* _Problem requirements_
Reproduce the material word for word; the images stay out.
··· Extracted records
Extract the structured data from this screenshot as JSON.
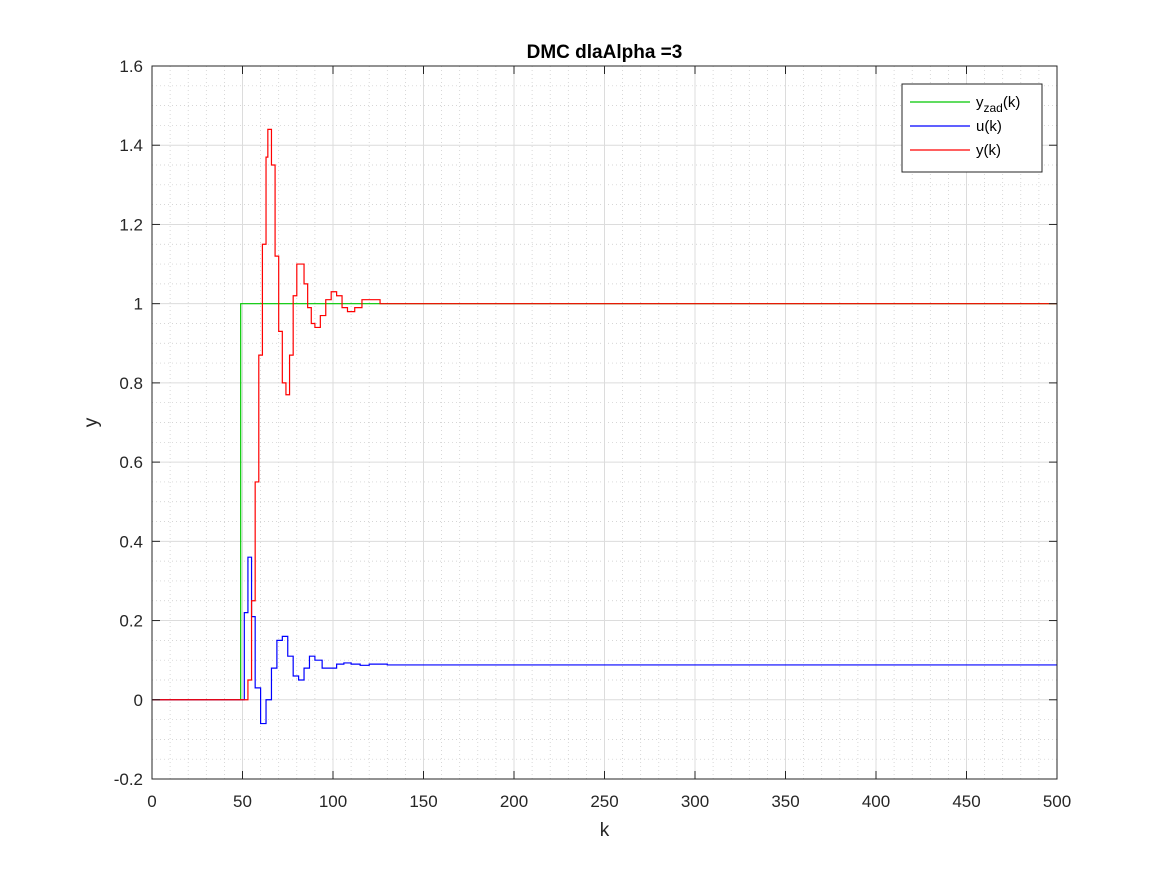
{
  "chart_data": {
    "type": "line",
    "title": "DMC dlaAlpha =3",
    "xlabel": "k",
    "ylabel": "y",
    "xlim": [
      0,
      500
    ],
    "ylim": [
      -0.2,
      1.6
    ],
    "xticks": [
      0,
      50,
      100,
      150,
      200,
      250,
      300,
      350,
      400,
      450,
      500
    ],
    "yticks": [
      -0.2,
      0,
      0.2,
      0.4,
      0.6,
      0.8,
      1,
      1.2,
      1.4,
      1.6
    ],
    "xtick_labels": [
      "0",
      "50",
      "100",
      "150",
      "200",
      "250",
      "300",
      "350",
      "400",
      "450",
      "500"
    ],
    "ytick_labels": [
      "-0.2",
      "0",
      "0.2",
      "0.4",
      "0.6",
      "0.8",
      "1",
      "1.2",
      "1.4",
      "1.6"
    ],
    "grid": "on (major and minor)",
    "legend_position": "top-right",
    "series": [
      {
        "name": "y_zad(k)",
        "legend_main": "y",
        "legend_sub": "zad",
        "legend_suffix": "(k)",
        "color": "#00c800",
        "style": "stairs",
        "points": [
          [
            0,
            0
          ],
          [
            49,
            0
          ],
          [
            49,
            1
          ],
          [
            500,
            1
          ]
        ]
      },
      {
        "name": "u(k)",
        "legend_main": "u(k)",
        "legend_sub": "",
        "legend_suffix": "",
        "color": "#0000ff",
        "style": "stairs",
        "points": [
          [
            0,
            0
          ],
          [
            49,
            0
          ],
          [
            51,
            0.22
          ],
          [
            53,
            0.36
          ],
          [
            55,
            0.21
          ],
          [
            57,
            0.03
          ],
          [
            60,
            -0.06
          ],
          [
            63,
            0.0
          ],
          [
            66,
            0.08
          ],
          [
            69,
            0.15
          ],
          [
            72,
            0.16
          ],
          [
            75,
            0.11
          ],
          [
            78,
            0.06
          ],
          [
            81,
            0.05
          ],
          [
            84,
            0.08
          ],
          [
            87,
            0.11
          ],
          [
            90,
            0.1
          ],
          [
            94,
            0.08
          ],
          [
            98,
            0.08
          ],
          [
            102,
            0.09
          ],
          [
            106,
            0.093
          ],
          [
            110,
            0.09
          ],
          [
            115,
            0.087
          ],
          [
            120,
            0.09
          ],
          [
            130,
            0.088
          ],
          [
            150,
            0.088
          ],
          [
            500,
            0.088
          ]
        ]
      },
      {
        "name": "y(k)",
        "legend_main": "y(k)",
        "legend_sub": "",
        "legend_suffix": "",
        "color": "#ff0000",
        "style": "stairs",
        "points": [
          [
            0,
            0
          ],
          [
            51,
            0
          ],
          [
            53,
            0.05
          ],
          [
            55,
            0.25
          ],
          [
            57,
            0.55
          ],
          [
            59,
            0.87
          ],
          [
            61,
            1.15
          ],
          [
            63,
            1.37
          ],
          [
            64,
            1.44
          ],
          [
            66,
            1.35
          ],
          [
            68,
            1.12
          ],
          [
            70,
            0.93
          ],
          [
            72,
            0.8
          ],
          [
            74,
            0.77
          ],
          [
            76,
            0.87
          ],
          [
            78,
            1.02
          ],
          [
            80,
            1.1
          ],
          [
            82,
            1.1
          ],
          [
            84,
            1.05
          ],
          [
            86,
            0.99
          ],
          [
            88,
            0.95
          ],
          [
            90,
            0.94
          ],
          [
            93,
            0.97
          ],
          [
            96,
            1.01
          ],
          [
            99,
            1.03
          ],
          [
            102,
            1.02
          ],
          [
            105,
            0.99
          ],
          [
            108,
            0.98
          ],
          [
            112,
            0.99
          ],
          [
            116,
            1.01
          ],
          [
            120,
            1.01
          ],
          [
            126,
            1.0
          ],
          [
            132,
            1.0
          ],
          [
            140,
            1.0
          ],
          [
            500,
            1.0
          ]
        ]
      }
    ]
  }
}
······
* _Answer to this exercise_
Extract the structured data from this screenshot as JSON.
{
  "chart_data": {
    "type": "line",
    "title": "DMC dlaAlpha =3",
    "xlabel": "k",
    "ylabel": "y",
    "xlim": [
      0,
      500
    ],
    "ylim": [
      -0.2,
      1.6
    ],
    "xticks": [
      0,
      50,
      100,
      150,
      200,
      250,
      300,
      350,
      400,
      450,
      500
    ],
    "yticks": [
      -0.2,
      0,
      0.2,
      0.4,
      0.6,
      0.8,
      1,
      1.2,
      1.4,
      1.6
    ],
    "xtick_labels": [
      "0",
      "50",
      "100",
      "150",
      "200",
      "250",
      "300",
      "350",
      "400",
      "450",
      "500"
    ],
    "ytick_labels": [
      "-0.2",
      "0",
      "0.2",
      "0.4",
      "0.6",
      "0.8",
      "1",
      "1.2",
      "1.4",
      "1.6"
    ],
    "grid": "on (major and minor)",
    "legend_position": "top-right",
    "series": [
      {
        "name": "y_zad(k)",
        "legend_main": "y",
        "legend_sub": "zad",
        "legend_suffix": "(k)",
        "color": "#00c800",
        "style": "stairs",
        "points": [
          [
            0,
            0
          ],
          [
            49,
            0
          ],
          [
            49,
            1
          ],
          [
            500,
            1
          ]
        ]
      },
      {
        "name": "u(k)",
        "legend_main": "u(k)",
        "legend_sub": "",
        "legend_suffix": "",
        "color": "#0000ff",
        "style": "stairs",
        "points": [
          [
            0,
            0
          ],
          [
            49,
            0
          ],
          [
            51,
            0.22
          ],
          [
            53,
            0.36
          ],
          [
            55,
            0.21
          ],
          [
            57,
            0.03
          ],
          [
            60,
            -0.06
          ],
          [
            63,
            0.0
          ],
          [
            66,
            0.08
          ],
          [
            69,
            0.15
          ],
          [
            72,
            0.16
          ],
          [
            75,
            0.11
          ],
          [
            78,
            0.06
          ],
          [
            81,
            0.05
          ],
          [
            84,
            0.08
          ],
          [
            87,
            0.11
          ],
          [
            90,
            0.1
          ],
          [
            94,
            0.08
          ],
          [
            98,
            0.08
          ],
          [
            102,
            0.09
          ],
          [
            106,
            0.093
          ],
          [
            110,
            0.09
          ],
          [
            115,
            0.087
          ],
          [
            120,
            0.09
          ],
          [
            130,
            0.088
          ],
          [
            150,
            0.088
          ],
          [
            500,
            0.088
          ]
        ]
      },
      {
        "name": "y(k)",
        "legend_main": "y(k)",
        "legend_sub": "",
        "legend_suffix": "",
        "color": "#ff0000",
        "style": "stairs",
        "points": [
          [
            0,
            0
          ],
          [
            51,
            0
          ],
          [
            53,
            0.05
          ],
          [
            55,
            0.25
          ],
          [
            57,
            0.55
          ],
          [
            59,
            0.87
          ],
          [
            61,
            1.15
          ],
          [
            63,
            1.37
          ],
          [
            64,
            1.44
          ],
          [
            66,
            1.35
          ],
          [
            68,
            1.12
          ],
          [
            70,
            0.93
          ],
          [
            72,
            0.8
          ],
          [
            74,
            0.77
          ],
          [
            76,
            0.87
          ],
          [
            78,
            1.02
          ],
          [
            80,
            1.1
          ],
          [
            82,
            1.1
          ],
          [
            84,
            1.05
          ],
          [
            86,
            0.99
          ],
          [
            88,
            0.95
          ],
          [
            90,
            0.94
          ],
          [
            93,
            0.97
          ],
          [
            96,
            1.01
          ],
          [
            99,
            1.03
          ],
          [
            102,
            1.02
          ],
          [
            105,
            0.99
          ],
          [
            108,
            0.98
          ],
          [
            112,
            0.99
          ],
          [
            116,
            1.01
          ],
          [
            120,
            1.01
          ],
          [
            126,
            1.0
          ],
          [
            132,
            1.0
          ],
          [
            140,
            1.0
          ],
          [
            500,
            1.0
          ]
        ]
      }
    ]
  }
}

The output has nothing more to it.